UPDATE 2: FOUND THE ISSUE

The folder I was trying to backup to “/var/backups/james” was owned by root, so DD didn’t have permission to use it. chmod’d it back to my user and now it works like a charm. It was a permissions problem the whole time! Now, why that manifested itself as a unicode error is a total mystery to me. But I’ll go update the bug file so that perhaps they can include a caveat in the code for providing a more informative error message when this is the case.

Using DejaDup with UM 18.04 without any issues. In fact, I’ve never had any issues with DD.

You have duplicity installed, but you problem appears to be that there’s a conflict between locales (language settings) ascii and maybe UTF-8, which Ubuntu uses by default.

Are you running a non-default language?

Have a look here…
https://www.thomas-krenn.com/en/wiki/Configure_Locales_in_Ubuntu

Nope, just plain old en_us.

james@OldDell:~$ locale
LANG=en_US.UTF-8
LANGUAGE=en_US
LC_CTYPE="en_US.UTF-8"
LC_NUMERIC="en_US.UTF-8"
LC_TIME="en_US.UTF-8"
LC_COLLATE="en_US.UTF-8"
LC_MONETARY="en_US.UTF-8"
LC_MESSAGES="en_US.UTF-8"
LC_PAPER="en_US.UTF-8"
LC_NAME="en_US.UTF-8"
LC_ADDRESS="en_US.UTF-8"
LC_TELEPHONE="en_US.UTF-8"
LC_MEASUREMENT="en_US.UTF-8"
LC_IDENTIFICATION="en_US.UTF-8"
LC_ALL=
james@OldDell:~$ cat /etc/default/locale
#  File generated by update-locale
LANG="en_US.UTF-8"

Unless it’s an ascii character in a specific file that it’s choking on? Do you know where I might find duplicity’s log? I can perhaps see, although in the bug report I found and linked to, I saw others complaining that even in duplicity’s most verbose logs it wasn’t giving the filename that was causing the hangup.

If you’re running 18.04, try to uninstall and reinstall both DD and duplicity. Make sure all of your updates are in and delete anything in your ~.cache folder.

DD defaults your home folder as selected file, and you obviously select the backup location.

It should “just work” because it’s *buntu. I’ve never had one single issue with DD over the course of many years and several distros. I’m using a fresh install of 18.04 UM, and it works like a charm.

It’s a strange error, but at least you’re seeing it as a UnicodeDecodeError. If the above doesn’t work, you can try to reinstall anything ascii/unicode, etc. via Synaptic.

========================================

■ THE TASK ■
Please continue the DejaDup backup thread above, picking up right after its last reply.

========================================

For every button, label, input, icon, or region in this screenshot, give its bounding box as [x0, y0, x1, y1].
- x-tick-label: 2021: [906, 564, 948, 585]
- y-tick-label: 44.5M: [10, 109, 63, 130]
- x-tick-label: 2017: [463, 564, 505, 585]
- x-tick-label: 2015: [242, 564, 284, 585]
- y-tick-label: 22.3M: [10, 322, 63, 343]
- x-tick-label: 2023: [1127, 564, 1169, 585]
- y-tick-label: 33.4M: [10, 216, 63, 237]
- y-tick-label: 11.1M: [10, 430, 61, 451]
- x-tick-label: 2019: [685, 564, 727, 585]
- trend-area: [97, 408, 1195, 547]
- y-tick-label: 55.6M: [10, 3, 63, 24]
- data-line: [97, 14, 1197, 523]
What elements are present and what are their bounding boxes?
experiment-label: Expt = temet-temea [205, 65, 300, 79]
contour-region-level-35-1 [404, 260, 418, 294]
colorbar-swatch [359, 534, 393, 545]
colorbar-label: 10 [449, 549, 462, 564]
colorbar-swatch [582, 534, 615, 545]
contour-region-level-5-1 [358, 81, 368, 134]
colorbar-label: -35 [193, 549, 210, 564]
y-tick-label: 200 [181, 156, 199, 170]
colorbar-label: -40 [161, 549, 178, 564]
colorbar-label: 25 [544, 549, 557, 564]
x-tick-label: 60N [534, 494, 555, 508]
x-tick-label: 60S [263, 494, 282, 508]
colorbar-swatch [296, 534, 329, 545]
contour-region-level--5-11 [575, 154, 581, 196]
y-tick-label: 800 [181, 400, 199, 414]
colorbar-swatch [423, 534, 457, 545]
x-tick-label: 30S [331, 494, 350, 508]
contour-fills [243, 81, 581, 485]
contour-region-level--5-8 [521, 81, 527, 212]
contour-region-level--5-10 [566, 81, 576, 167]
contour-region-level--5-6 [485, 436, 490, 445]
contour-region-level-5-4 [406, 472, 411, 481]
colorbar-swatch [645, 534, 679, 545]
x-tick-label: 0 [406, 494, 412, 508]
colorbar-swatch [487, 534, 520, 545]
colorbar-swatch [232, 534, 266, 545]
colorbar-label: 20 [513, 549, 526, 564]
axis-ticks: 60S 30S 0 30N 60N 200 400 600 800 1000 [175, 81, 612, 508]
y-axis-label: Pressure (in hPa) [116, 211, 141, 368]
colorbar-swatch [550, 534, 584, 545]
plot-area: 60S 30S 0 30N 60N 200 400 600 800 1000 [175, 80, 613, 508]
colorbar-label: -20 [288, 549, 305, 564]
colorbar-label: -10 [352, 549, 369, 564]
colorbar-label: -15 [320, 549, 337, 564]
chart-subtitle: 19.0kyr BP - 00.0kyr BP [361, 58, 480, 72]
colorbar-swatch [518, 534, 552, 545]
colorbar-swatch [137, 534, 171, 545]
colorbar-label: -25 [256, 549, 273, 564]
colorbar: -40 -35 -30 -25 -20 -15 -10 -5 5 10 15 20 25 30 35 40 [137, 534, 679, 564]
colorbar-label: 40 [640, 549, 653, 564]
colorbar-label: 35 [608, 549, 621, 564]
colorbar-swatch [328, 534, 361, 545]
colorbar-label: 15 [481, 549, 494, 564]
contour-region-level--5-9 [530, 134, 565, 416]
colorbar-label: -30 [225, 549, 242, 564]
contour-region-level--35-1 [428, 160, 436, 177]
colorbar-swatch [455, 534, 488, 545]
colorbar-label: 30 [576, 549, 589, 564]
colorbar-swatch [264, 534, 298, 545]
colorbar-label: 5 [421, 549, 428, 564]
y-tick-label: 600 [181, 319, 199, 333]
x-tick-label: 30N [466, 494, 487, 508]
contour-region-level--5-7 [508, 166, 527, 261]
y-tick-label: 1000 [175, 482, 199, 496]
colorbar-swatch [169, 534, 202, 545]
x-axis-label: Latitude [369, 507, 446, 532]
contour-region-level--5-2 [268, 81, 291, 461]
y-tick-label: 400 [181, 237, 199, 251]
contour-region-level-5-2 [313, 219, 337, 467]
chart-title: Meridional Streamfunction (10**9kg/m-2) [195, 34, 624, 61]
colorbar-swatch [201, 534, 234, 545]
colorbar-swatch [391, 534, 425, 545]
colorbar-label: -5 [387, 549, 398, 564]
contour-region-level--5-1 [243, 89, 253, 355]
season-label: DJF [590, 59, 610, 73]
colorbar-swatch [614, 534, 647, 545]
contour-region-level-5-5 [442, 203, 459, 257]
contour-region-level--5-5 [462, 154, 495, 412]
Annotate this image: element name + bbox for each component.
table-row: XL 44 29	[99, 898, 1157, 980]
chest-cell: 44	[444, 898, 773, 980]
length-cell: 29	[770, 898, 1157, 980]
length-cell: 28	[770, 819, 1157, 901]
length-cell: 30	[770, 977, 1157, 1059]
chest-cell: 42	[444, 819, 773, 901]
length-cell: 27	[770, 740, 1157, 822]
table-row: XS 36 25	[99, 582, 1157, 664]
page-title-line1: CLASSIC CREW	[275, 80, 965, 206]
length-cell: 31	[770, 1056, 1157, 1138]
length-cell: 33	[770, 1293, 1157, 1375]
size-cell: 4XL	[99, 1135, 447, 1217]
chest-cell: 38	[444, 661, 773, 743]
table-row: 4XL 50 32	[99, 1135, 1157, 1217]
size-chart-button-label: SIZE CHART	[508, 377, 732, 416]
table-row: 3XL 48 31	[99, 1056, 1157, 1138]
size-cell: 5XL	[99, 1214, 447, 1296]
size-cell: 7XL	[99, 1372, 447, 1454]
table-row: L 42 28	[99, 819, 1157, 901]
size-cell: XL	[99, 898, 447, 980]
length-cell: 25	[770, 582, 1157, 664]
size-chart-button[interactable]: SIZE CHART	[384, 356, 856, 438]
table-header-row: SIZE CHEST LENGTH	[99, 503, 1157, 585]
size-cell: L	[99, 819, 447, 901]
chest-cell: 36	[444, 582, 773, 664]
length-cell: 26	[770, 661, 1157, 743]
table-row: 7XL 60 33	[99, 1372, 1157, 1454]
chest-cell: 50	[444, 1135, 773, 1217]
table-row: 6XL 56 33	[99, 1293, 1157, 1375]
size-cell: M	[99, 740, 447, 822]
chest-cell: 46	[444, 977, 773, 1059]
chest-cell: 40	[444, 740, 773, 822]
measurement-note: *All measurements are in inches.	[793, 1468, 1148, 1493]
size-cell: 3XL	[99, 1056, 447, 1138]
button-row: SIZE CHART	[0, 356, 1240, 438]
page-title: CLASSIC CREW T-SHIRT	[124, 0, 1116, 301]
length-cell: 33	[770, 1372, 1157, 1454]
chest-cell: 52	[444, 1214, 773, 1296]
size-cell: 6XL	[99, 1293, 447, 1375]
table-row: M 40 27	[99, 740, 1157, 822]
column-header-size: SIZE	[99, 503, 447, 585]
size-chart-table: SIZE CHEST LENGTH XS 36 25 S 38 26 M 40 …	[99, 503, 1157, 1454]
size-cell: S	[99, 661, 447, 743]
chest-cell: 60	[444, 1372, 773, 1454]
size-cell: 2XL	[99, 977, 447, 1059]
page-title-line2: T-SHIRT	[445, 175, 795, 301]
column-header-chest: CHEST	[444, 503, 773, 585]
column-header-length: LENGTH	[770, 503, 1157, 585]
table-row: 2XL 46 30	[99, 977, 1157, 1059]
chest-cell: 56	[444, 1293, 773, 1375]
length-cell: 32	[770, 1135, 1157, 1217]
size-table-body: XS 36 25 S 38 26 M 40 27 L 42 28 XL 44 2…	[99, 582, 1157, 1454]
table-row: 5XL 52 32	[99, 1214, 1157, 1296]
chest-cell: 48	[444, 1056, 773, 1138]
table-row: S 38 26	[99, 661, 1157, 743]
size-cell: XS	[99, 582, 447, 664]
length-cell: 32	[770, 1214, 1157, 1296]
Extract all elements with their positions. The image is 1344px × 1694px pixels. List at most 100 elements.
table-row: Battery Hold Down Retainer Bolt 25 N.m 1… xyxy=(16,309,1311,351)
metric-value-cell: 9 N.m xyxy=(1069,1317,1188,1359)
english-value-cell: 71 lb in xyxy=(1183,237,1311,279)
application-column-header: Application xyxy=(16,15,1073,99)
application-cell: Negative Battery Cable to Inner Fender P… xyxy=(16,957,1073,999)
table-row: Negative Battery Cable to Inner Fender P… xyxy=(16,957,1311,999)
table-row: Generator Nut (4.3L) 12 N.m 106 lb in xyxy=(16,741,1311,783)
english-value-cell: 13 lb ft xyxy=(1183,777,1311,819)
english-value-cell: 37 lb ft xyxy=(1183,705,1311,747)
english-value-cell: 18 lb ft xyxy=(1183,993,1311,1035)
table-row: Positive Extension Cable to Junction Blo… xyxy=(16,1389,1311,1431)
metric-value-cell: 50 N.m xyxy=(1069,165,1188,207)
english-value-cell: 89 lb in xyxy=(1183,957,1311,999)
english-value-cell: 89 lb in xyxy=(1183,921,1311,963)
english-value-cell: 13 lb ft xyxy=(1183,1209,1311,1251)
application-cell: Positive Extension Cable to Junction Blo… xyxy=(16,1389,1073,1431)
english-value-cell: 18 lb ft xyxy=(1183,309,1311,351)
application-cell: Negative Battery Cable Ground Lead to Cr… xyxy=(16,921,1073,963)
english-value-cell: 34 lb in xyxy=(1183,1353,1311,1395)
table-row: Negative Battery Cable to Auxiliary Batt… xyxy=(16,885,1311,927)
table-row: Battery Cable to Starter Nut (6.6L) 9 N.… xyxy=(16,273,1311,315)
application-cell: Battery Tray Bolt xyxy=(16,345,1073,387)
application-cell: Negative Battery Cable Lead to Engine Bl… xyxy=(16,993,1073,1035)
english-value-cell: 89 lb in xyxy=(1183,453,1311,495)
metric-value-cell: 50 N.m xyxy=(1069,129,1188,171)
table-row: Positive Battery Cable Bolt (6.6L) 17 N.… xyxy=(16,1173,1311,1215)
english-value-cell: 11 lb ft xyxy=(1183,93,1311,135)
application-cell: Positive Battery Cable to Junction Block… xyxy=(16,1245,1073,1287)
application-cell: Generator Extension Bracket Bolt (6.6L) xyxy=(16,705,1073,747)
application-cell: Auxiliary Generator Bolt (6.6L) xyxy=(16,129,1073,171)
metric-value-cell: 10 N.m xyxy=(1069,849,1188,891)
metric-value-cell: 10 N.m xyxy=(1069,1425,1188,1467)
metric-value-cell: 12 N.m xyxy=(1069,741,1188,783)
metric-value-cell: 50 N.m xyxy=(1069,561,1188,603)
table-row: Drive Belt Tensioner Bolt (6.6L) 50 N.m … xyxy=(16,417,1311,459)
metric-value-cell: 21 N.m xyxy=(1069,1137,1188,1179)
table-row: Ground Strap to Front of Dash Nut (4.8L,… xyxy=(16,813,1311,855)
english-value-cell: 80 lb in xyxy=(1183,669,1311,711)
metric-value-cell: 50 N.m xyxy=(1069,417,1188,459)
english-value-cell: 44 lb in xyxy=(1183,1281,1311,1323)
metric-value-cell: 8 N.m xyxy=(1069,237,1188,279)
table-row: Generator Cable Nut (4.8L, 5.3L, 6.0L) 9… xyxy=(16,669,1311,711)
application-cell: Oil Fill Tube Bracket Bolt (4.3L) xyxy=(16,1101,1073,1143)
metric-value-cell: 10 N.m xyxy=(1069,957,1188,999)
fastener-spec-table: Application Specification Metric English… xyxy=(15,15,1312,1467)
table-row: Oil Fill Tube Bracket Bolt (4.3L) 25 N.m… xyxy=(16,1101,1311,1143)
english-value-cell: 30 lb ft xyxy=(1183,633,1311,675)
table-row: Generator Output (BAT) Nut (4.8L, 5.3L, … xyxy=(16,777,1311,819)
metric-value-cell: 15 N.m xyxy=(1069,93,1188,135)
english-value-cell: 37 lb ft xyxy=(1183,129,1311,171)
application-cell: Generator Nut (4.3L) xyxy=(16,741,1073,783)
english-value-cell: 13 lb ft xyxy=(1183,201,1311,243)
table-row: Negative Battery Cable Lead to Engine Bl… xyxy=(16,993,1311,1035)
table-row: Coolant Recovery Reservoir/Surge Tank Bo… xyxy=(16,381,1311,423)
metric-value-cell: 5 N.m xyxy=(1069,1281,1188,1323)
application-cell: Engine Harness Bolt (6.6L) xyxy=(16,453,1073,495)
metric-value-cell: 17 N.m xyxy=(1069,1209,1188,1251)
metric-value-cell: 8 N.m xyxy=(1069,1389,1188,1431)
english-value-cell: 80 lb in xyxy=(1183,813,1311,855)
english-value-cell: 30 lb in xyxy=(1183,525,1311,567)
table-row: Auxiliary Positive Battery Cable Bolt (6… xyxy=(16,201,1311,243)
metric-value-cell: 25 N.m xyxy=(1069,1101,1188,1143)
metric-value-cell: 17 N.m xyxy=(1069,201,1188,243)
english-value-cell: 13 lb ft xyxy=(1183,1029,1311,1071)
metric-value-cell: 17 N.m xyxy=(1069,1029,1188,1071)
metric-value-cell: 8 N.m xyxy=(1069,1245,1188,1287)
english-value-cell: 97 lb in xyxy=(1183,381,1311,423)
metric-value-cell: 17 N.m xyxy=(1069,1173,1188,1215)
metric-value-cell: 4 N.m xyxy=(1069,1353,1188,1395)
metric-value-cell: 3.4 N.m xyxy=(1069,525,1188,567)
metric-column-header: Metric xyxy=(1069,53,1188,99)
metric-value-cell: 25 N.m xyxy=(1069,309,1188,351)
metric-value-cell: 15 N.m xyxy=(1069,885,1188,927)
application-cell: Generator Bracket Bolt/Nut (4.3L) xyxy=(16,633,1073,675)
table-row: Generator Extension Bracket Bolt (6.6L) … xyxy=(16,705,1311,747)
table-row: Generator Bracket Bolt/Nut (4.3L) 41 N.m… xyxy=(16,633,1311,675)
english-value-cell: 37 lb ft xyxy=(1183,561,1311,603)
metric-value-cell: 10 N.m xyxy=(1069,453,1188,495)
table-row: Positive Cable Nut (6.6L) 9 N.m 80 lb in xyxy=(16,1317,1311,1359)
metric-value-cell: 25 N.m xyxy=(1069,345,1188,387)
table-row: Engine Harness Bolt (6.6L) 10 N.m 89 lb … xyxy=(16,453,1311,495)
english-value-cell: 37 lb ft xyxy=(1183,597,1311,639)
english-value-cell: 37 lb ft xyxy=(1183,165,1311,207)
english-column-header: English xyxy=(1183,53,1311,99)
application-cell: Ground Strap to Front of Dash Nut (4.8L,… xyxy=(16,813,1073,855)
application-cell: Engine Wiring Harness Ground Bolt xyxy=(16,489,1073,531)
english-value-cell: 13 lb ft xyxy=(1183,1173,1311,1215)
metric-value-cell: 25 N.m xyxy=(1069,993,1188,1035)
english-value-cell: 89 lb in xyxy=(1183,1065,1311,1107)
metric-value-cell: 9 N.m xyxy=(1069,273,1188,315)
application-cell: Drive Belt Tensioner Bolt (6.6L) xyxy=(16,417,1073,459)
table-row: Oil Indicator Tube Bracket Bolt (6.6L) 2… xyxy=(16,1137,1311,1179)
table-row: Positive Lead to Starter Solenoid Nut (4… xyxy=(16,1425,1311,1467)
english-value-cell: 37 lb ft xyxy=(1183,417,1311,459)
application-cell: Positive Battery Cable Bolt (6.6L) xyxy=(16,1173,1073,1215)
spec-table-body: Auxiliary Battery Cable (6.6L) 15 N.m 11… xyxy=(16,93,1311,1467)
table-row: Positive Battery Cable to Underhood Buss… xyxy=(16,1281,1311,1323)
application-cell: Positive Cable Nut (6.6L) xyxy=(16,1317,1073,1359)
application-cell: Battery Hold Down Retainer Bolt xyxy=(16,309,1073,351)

========================================

■ THE ANSWER ■
GM

1 Like

Ran apt update && upgrade. Marked Deja Dup and Duplicity for complete removal in synaptic. Reinstalled. Deleted contents of ~/.cache. Still having an issue. Searching “ascii” or “unicode” in synaptic doesn’t pull up any packages I would think to be the culprit, just libs or fonts.

Venerable try, any other thoughts? The fact that this is a reported bug over at Deja-Dup’s launchpad gives me hope that I’m not crazy, and this is a real bug that needs to be fixed. Of course, if I can tweak whatever it is I’m doing to get it to work somehow, I’m down for that.

If you run 18.04 live and/or in a virtualbox, can you duplicate the error? In theory, install prior to first updates should behave similar to your live session.

If you can’t duplicate the error this way, then you may consider a reinstall or go with another backup utility. Again, DD is pretty rock solid by now, and especially in the Ubuntu spins. That’s not saying it’s impossible, but maybe more so improbable.

Did you ever have another desktop environment installed besides Mate or tinker/bleachbit/etc with your install which may have drawn in the locale conflict?

1 Like

FOUND THE ISSUE.

The folder I was trying to backup to “/var/backups/james” was owned by root, so DD didn’t have permission to use it. chmod’d it back to my user and now it works like a charm. It was a permissions problem the whole time! Now, why that manifested itself as a unicode error is a total mystery to me. But I’ll go update the bug file so that perhaps they can include a caveat in the code for providing a more informative error message when this is the case.

Thanks GM for your help!

Anytime.

Any of these Ubuntu LTS spins are pretty darn good, especially the longer they’re “burned in”, or as they become “more” stable with time. A simple backup should be a breeze.

You may consider an alternative for your DD backup, maybe just a location within your home folder to avoid those pesky permission problems, etc. within root.